# Data shown start

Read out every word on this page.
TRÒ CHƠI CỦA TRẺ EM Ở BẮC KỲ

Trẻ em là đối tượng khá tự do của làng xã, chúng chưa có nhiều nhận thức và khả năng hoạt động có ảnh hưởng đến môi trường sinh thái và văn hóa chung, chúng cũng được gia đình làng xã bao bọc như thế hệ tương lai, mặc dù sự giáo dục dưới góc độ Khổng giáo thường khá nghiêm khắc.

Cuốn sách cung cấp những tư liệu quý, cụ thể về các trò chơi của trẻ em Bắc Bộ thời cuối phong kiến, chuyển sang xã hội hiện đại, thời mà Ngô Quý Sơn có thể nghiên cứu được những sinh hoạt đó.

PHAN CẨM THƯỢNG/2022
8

# Data shown end

**To be done**. Using the records above, copy each line that contains "sinh".

**Task result**.
Trẻ em là đối tượng khá tự do của làng xã, chúng chưa có nhiều nhận thức và khả năng hoạt động có ảnh hưởng đến môi trường sinh thái và văn hóa chung, chúng cũng được gia đình làng xã bao bọc như thế hệ tương lai, mặc dù sự giáo dục dưới góc độ Khổng giáo thường khá nghiêm khắc.
Cuốn sách cung cấp những tư liệu quý, cụ thể về các trò chơi của trẻ em Bắc Bộ thời cuối phong kiến, chuyển sang xã hội hiện đại, thời mà Ngô Quý Sơn có thể nghiên cứu được những sinh hoạt đó.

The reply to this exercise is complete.